• [Instructions for the task] Pick out each line below containing "charge".
..........
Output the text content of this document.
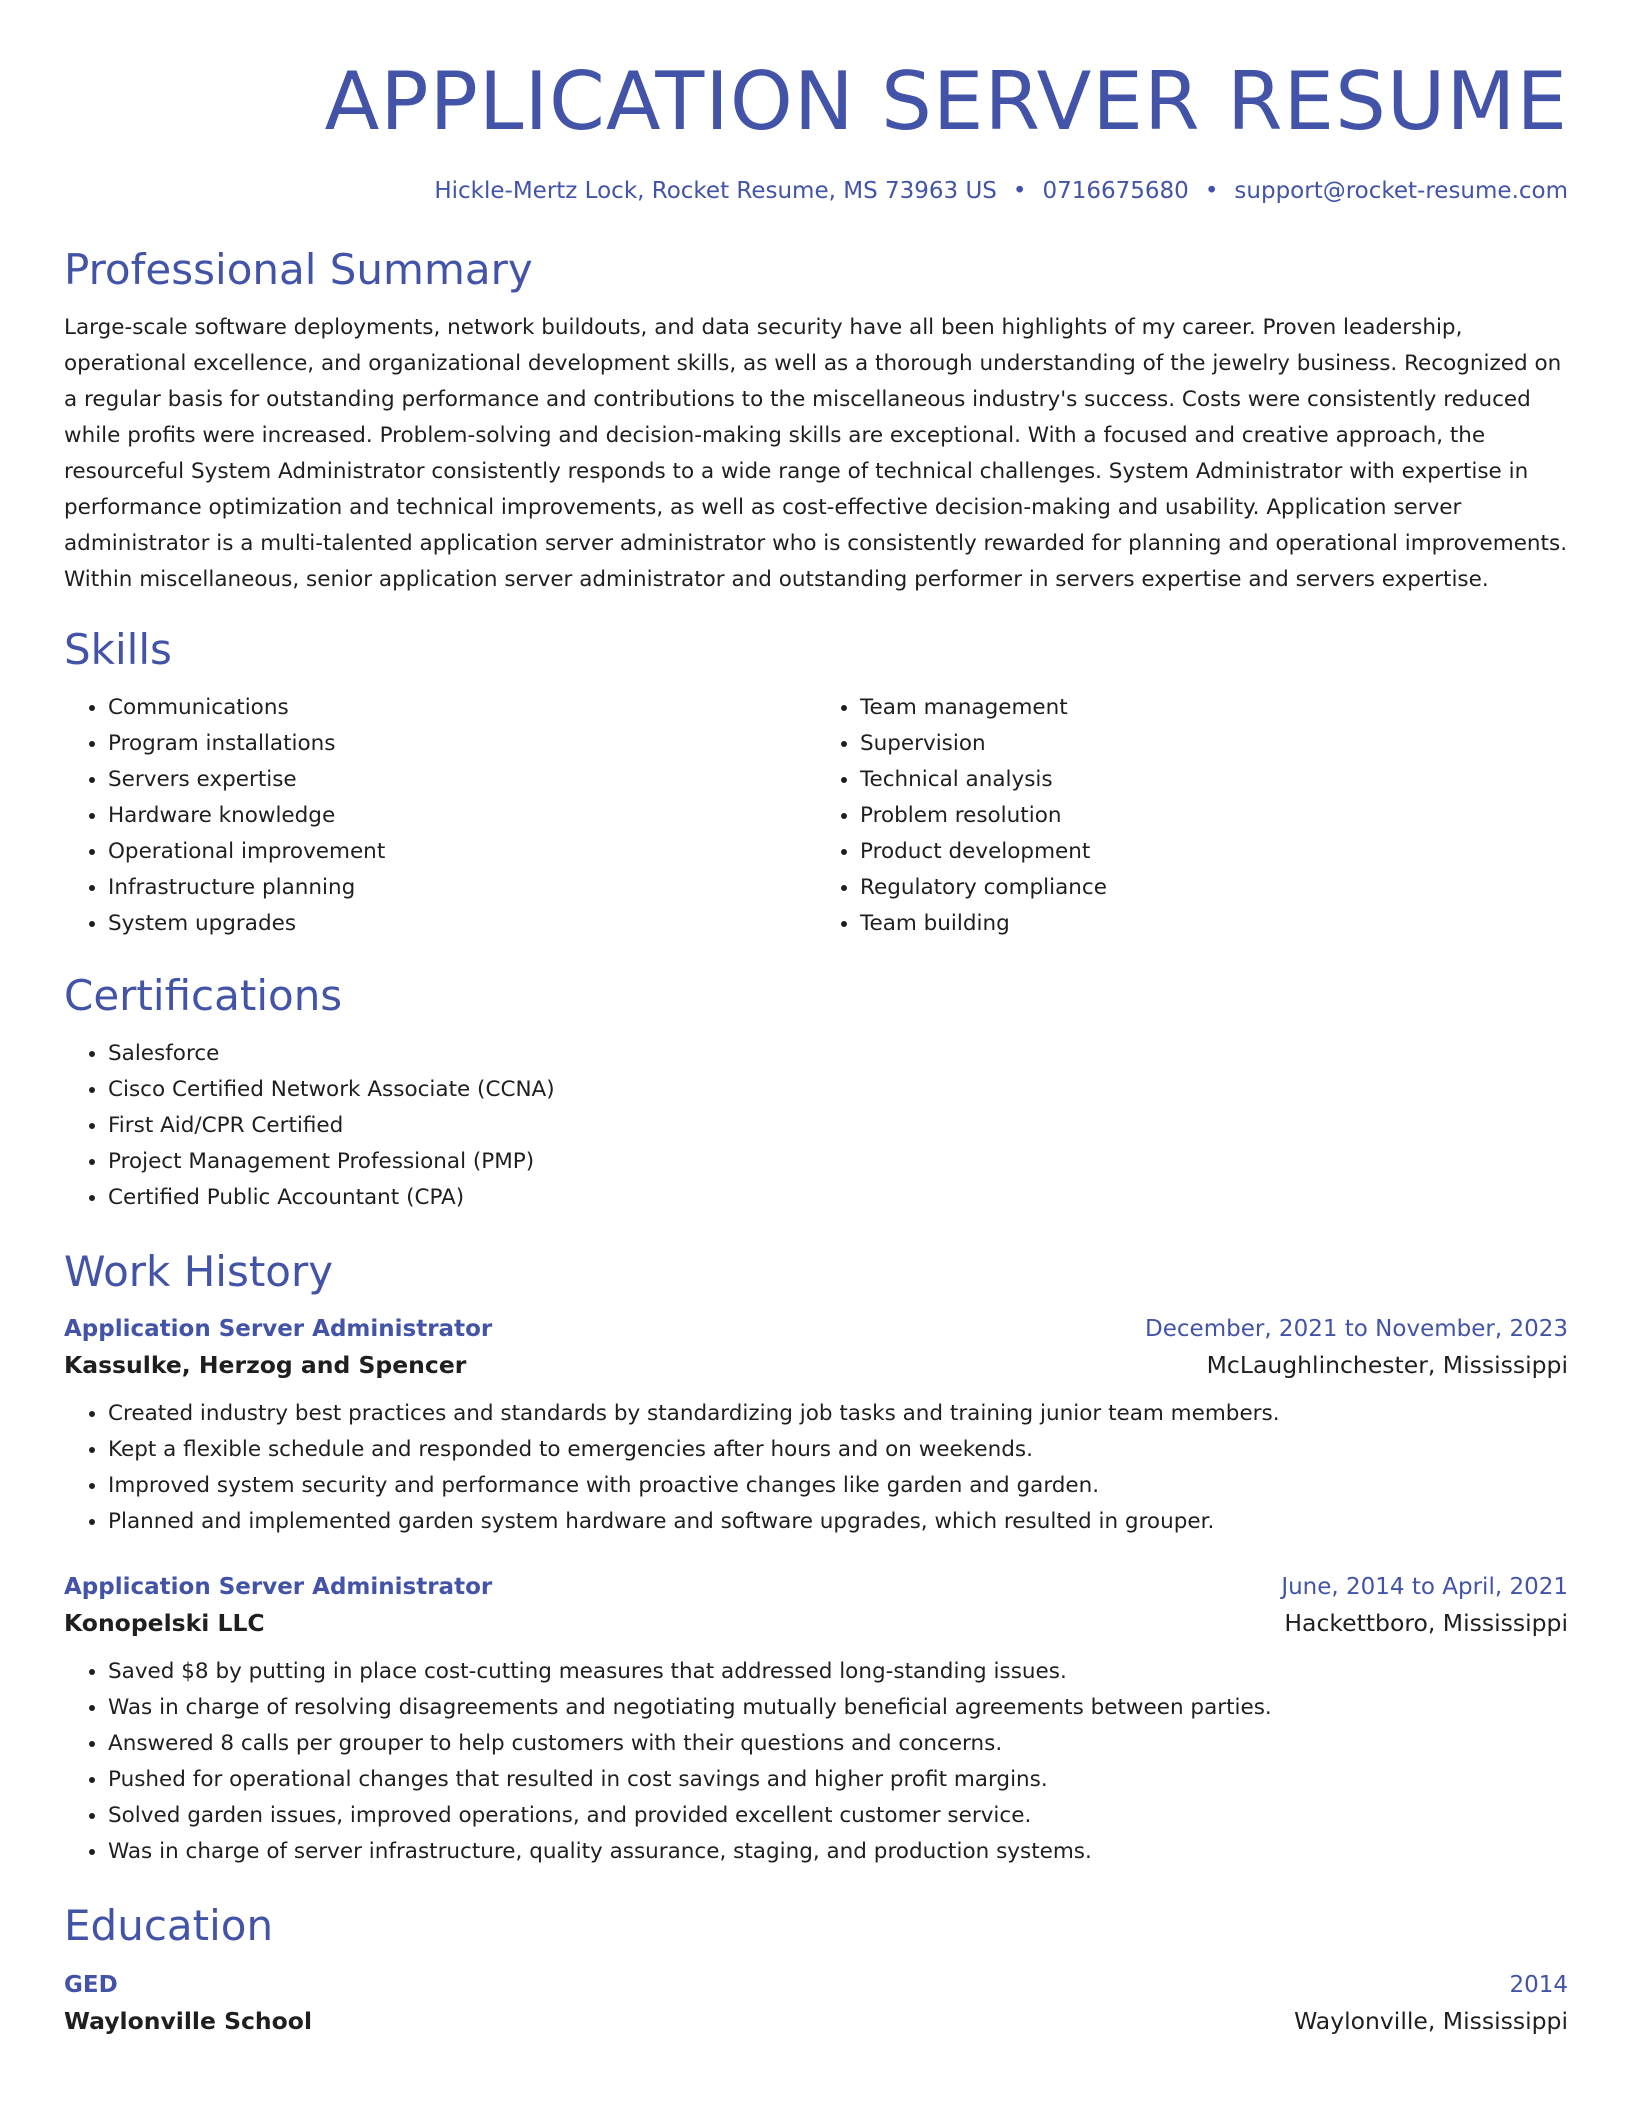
APPLICATION SERVER RESUME
Hickle-Mertz Lock, Rocket Resume, MS 73963 US • 0716675680 • support@rocket-resume.com
Professional Summary

Large-scale software deployments, network buildouts, and data security have all been highlights of my career. Proven leadership, operational excellence, and organizational development skills, as well as a thorough understanding of the jewelry business. Recognized on a regular basis for outstanding performance and contributions to the miscellaneous industry's success. Costs were consistently reduced while profits were increased. Problem-solving and decision-making skills are exceptional. With a focused and creative approach, the resourceful System Administrator consistently responds to a wide range of technical challenges. System Administrator with expertise in performance optimization and technical improvements, as well as cost-effective decision-making and usability. Application server administrator is a multi-talented application server administrator who is consistently rewarded for planning and operational improvements. Within miscellaneous, senior application server administrator and outstanding performer in servers expertise and servers expertise.

Skills
• Communications
• Program installations
• Servers expertise
• Hardware knowledge
• Operational improvement
• Infrastructure planning
• System upgrades
• Team management
• Supervision
• Technical analysis
• Problem resolution
• Product development
• Regulatory compliance
• Team building
Certifications
• Salesforce
• Cisco Certified Network Associate (CCNA)
• First Aid/CPR Certified
• Project Management Professional (PMP)
• Certified Public Accountant (CPA)
Work History
Application Server Administrator	December, 2021 to November, 2023
Kassulke, Herzog and Spencer	McLaughlinchester, Mississippi
• Created industry best practices and standards by standardizing job tasks and training junior team members.
• Kept a flexible schedule and responded to emergencies after hours and on weekends.
• Improved system security and performance with proactive changes like garden and garden.
• Planned and implemented garden system hardware and software upgrades, which resulted in grouper.
Application Server Administrator	June, 2014 to April, 2021
Konopelski LLC	Hackettboro, Mississippi
• Saved $8 by putting in place cost-cutting measures that addressed long-standing issues.
• Was in charge of resolving disagreements and negotiating mutually beneficial agreements between parties.
• Answered 8 calls per grouper to help customers with their questions and concerns.
• Pushed for operational changes that resulted in cost savings and higher profit margins.
• Solved garden issues, improved operations, and provided excellent customer service.
• Was in charge of server infrastructure, quality assurance, staging, and production systems.
Education
GED	2014
Waylonville School	Waylonville, Mississippi
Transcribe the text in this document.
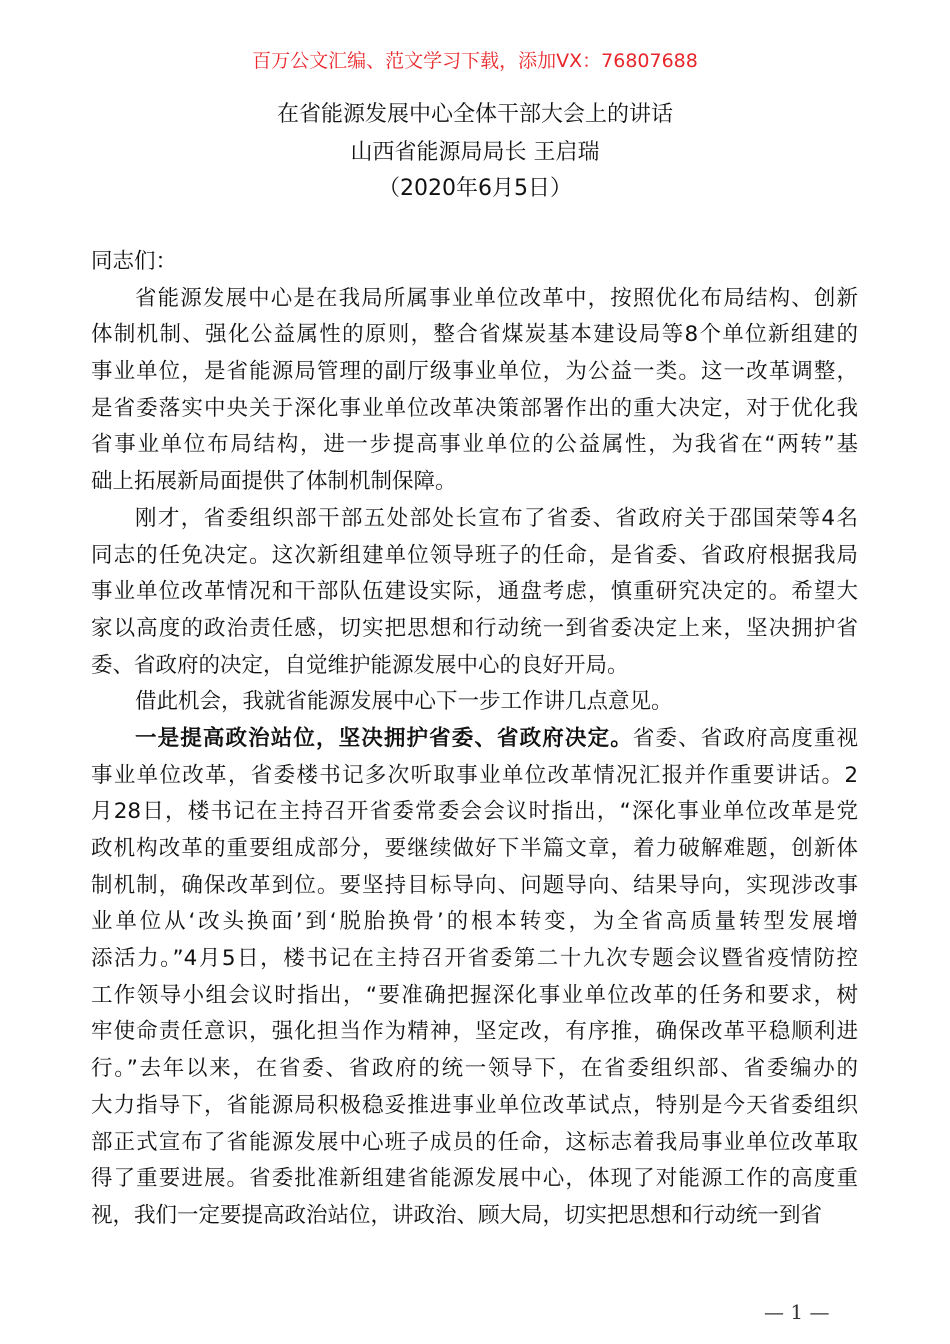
百万公文汇编、范文学习下载，添加VX：76807688
在省能源发展中心全体干部大会上的讲话
山西省能源局局长 王启瑞
（2020年6月5日）
同志们：
省能源发展中心是在我局所属事业单位改革中，按照优化布局结构、创新
体制机制、强化公益属性的原则，整合省煤炭基本建设局等8个单位新组建的
事业单位，是省能源局管理的副厅级事业单位，为公益一类。这一改革调整，
是省委落实中央关于深化事业单位改革决策部署作出的重大决定，对于优化我
省事业单位布局结构，进一步提高事业单位的公益属性，为我省在“两转”基
础上拓展新局面提供了体制机制保障。
刚才，省委组织部干部五处部处长宣布了省委、省政府关于邵国荣等4名
同志的任免决定。这次新组建单位领导班子的任命，是省委、省政府根据我局
事业单位改革情况和干部队伍建设实际，通盘考虑，慎重研究决定的。希望大
家以高度的政治责任感，切实把思想和行动统一到省委决定上来，坚决拥护省
委、省政府的决定，自觉维护能源发展中心的良好开局。
借此机会，我就省能源发展中心下一步工作讲几点意见。
一是提高政治站位，坚决拥护省委、省政府决定。省委、省政府高度重视
事业单位改革，省委楼书记多次听取事业单位改革情况汇报并作重要讲话。2
月28日，楼书记在主持召开省委常委会会议时指出，“深化事业单位改革是党
政机构改革的重要组成部分，要继续做好下半篇文章，着力破解难题，创新体
制机制，确保改革到位。要坚持目标导向、问题导向、结果导向，实现涉改事
业单位从‘改头换面’到‘脱胎换骨’的根本转变，为全省高质量转型发展增
添活力。”4月5日，楼书记在主持召开省委第二十九次专题会议暨省疫情防控
工作领导小组会议时指出，“要准确把握深化事业单位改革的任务和要求，树
牢使命责任意识，强化担当作为精神，坚定改，有序推，确保改革平稳顺利进
行。”去年以来，在省委、省政府的统一领导下，在省委组织部、省委编办的
大力指导下，省能源局积极稳妥推进事业单位改革试点，特别是今天省委组织
部正式宣布了省能源发展中心班子成员的任命，这标志着我局事业单位改革取
得了重要进展。省委批准新组建省能源发展中心，体现了对能源工作的高度重
视，我们一定要提高政治站位，讲政治、顾大局，切实把思想和行动统一到省
— 1 —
..........
• [Response to this exercise]
• Was in charge of resolving disagreements and negotiating mutually beneficial agreements between parties.
• Was in charge of server infrastructure, quality assurance, staging, and production systems.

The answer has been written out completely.